Exercise material>
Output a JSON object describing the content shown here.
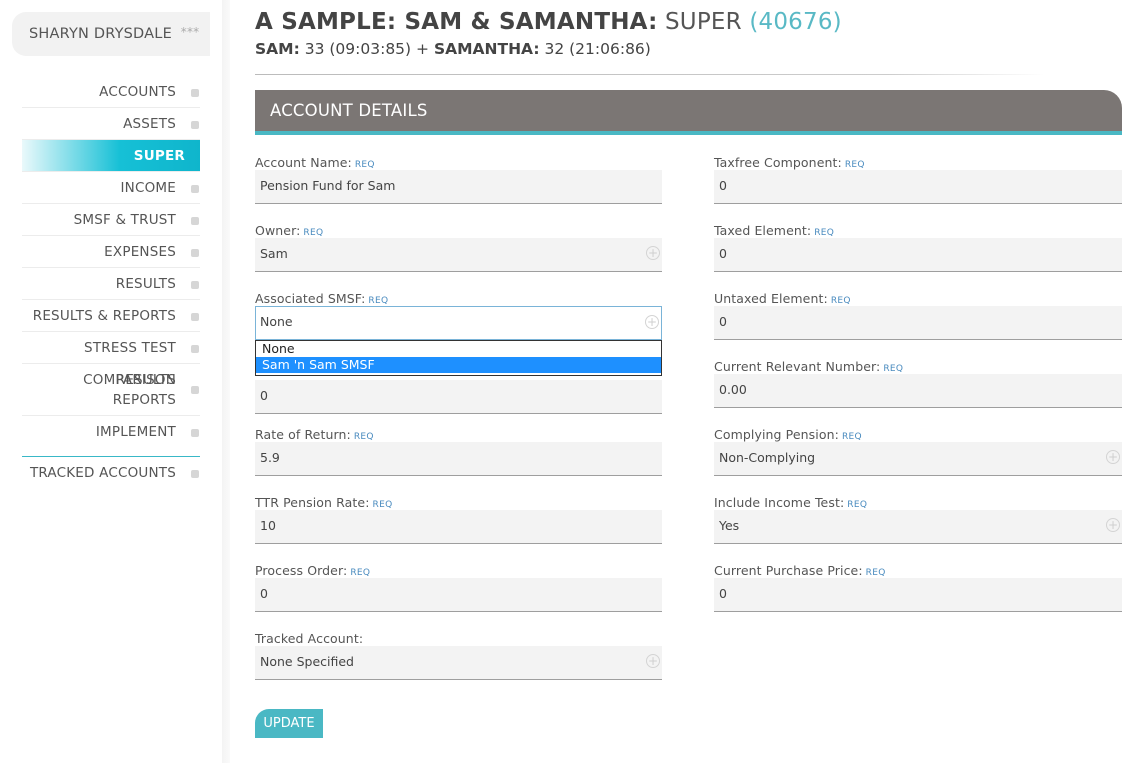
{
  "user": {
    "name": "SHARYN DRYSDALE",
    "stars": "***"
  },
  "nav": {
    "items": [
      {
        "label": "ACCOUNTS"
      },
      {
        "label": "ASSETS"
      },
      {
        "label": "SUPER"
      },
      {
        "label": "INCOME"
      },
      {
        "label": "SMSF & TRUST"
      },
      {
        "label": "EXPENSES"
      },
      {
        "label": "RESULTS"
      },
      {
        "label": "RESULTS & REPORTS"
      },
      {
        "label": "STRESS TEST RESULTS"
      },
      {
        "label": "COMPARISON REPORTS"
      },
      {
        "label": "IMPLEMENT"
      }
    ],
    "tracked": "TRACKED ACCOUNTS"
  },
  "header": {
    "title_main": "A SAMPLE: SAM & SAMANTHA:",
    "title_section": "SUPER",
    "title_code": "(40676)",
    "person1_name": "SAM:",
    "person1_info": "33 (09:03:85) +",
    "person2_name": "SAMANTHA:",
    "person2_info": "32 (21:06:86)"
  },
  "panel": {
    "title": "ACCOUNT DETAILS"
  },
  "req": "REQ",
  "left_fields": [
    {
      "label": "Account Name:",
      "value": "Pension Fund for Sam"
    },
    {
      "label": "Owner:",
      "value": "Sam"
    },
    {
      "label": "Associated SMSF:",
      "value": "None"
    },
    {
      "label": "",
      "value": "0"
    },
    {
      "label": "Rate of Return:",
      "value": "5.9"
    },
    {
      "label": "TTR Pension Rate:",
      "value": "10"
    },
    {
      "label": "Process Order:",
      "value": "0"
    },
    {
      "label": "Tracked Account:",
      "value": "None Specified"
    }
  ],
  "right_fields": [
    {
      "label": "Taxfree Component:",
      "value": "0"
    },
    {
      "label": "Taxed Element:",
      "value": "0"
    },
    {
      "label": "Untaxed Element:",
      "value": "0"
    },
    {
      "label": "Current Relevant Number:",
      "value": "0.00"
    },
    {
      "label": "Complying Pension:",
      "value": "Non-Complying"
    },
    {
      "label": "Include Income Test:",
      "value": "Yes"
    },
    {
      "label": "Current Purchase Price:",
      "value": "0"
    }
  ],
  "smsf_dropdown": {
    "options": [
      "None",
      "Sam 'n Sam SMSF"
    ],
    "highlighted": "Sam 'n Sam SMSF"
  },
  "update_label": "UPDATE",
  "icons": {
    "select_plus": "plus-circle-icon",
    "nav_marker": "square-icon"
  },
  "colors": {
    "accent": "#4ab8c4",
    "active_nav": "#16c0d6",
    "panel_head": "#7b7674",
    "req_link": "#4a8bbf"
  }
}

Task statement>
Write the records above out again exactly, with no pictures in your copy.

Solved exercise>
Output a JSON object describing the content shown here.
{
  "user": {
    "name": "SHARYN DRYSDALE",
    "stars": "***"
  },
  "nav": {
    "items": [
      {
        "label": "ACCOUNTS"
      },
      {
        "label": "ASSETS"
      },
      {
        "label": "SUPER"
      },
      {
        "label": "INCOME"
      },
      {
        "label": "SMSF & TRUST"
      },
      {
        "label": "EXPENSES"
      },
      {
        "label": "RESULTS"
      },
      {
        "label": "RESULTS & REPORTS"
      },
      {
        "label": "STRESS TEST RESULTS"
      },
      {
        "label": "COMPARISON REPORTS"
      },
      {
        "label": "IMPLEMENT"
      }
    ],
    "tracked": "TRACKED ACCOUNTS"
  },
  "header": {
    "title_main": "A SAMPLE: SAM & SAMANTHA:",
    "title_section": "SUPER",
    "title_code": "(40676)",
    "person1_name": "SAM:",
    "person1_info": "33 (09:03:85) +",
    "person2_name": "SAMANTHA:",
    "person2_info": "32 (21:06:86)"
  },
  "panel": {
    "title": "ACCOUNT DETAILS"
  },
  "req": "REQ",
  "left_fields": [
    {
      "label": "Account Name:",
      "value": "Pension Fund for Sam"
    },
    {
      "label": "Owner:",
      "value": "Sam"
    },
    {
      "label": "Associated SMSF:",
      "value": "None"
    },
    {
      "label": "",
      "value": "0"
    },
    {
      "label": "Rate of Return:",
      "value": "5.9"
    },
    {
      "label": "TTR Pension Rate:",
      "value": "10"
    },
    {
      "label": "Process Order:",
      "value": "0"
    },
    {
      "label": "Tracked Account:",
      "value": "None Specified"
    }
  ],
  "right_fields": [
    {
      "label": "Taxfree Component:",
      "value": "0"
    },
    {
      "label": "Taxed Element:",
      "value": "0"
    },
    {
      "label": "Untaxed Element:",
      "value": "0"
    },
    {
      "label": "Current Relevant Number:",
      "value": "0.00"
    },
    {
      "label": "Complying Pension:",
      "value": "Non-Complying"
    },
    {
      "label": "Include Income Test:",
      "value": "Yes"
    },
    {
      "label": "Current Purchase Price:",
      "value": "0"
    }
  ],
  "smsf_dropdown": {
    "options": [
      "None",
      "Sam 'n Sam SMSF"
    ],
    "highlighted": "Sam 'n Sam SMSF"
  },
  "update_label": "UPDATE",
  "icons": {
    "select_plus": "plus-circle-icon",
    "nav_marker": "square-icon"
  },
  "colors": {
    "accent": "#4ab8c4",
    "active_nav": "#16c0d6",
    "panel_head": "#7b7674",
    "req_link": "#4a8bbf"
  }
}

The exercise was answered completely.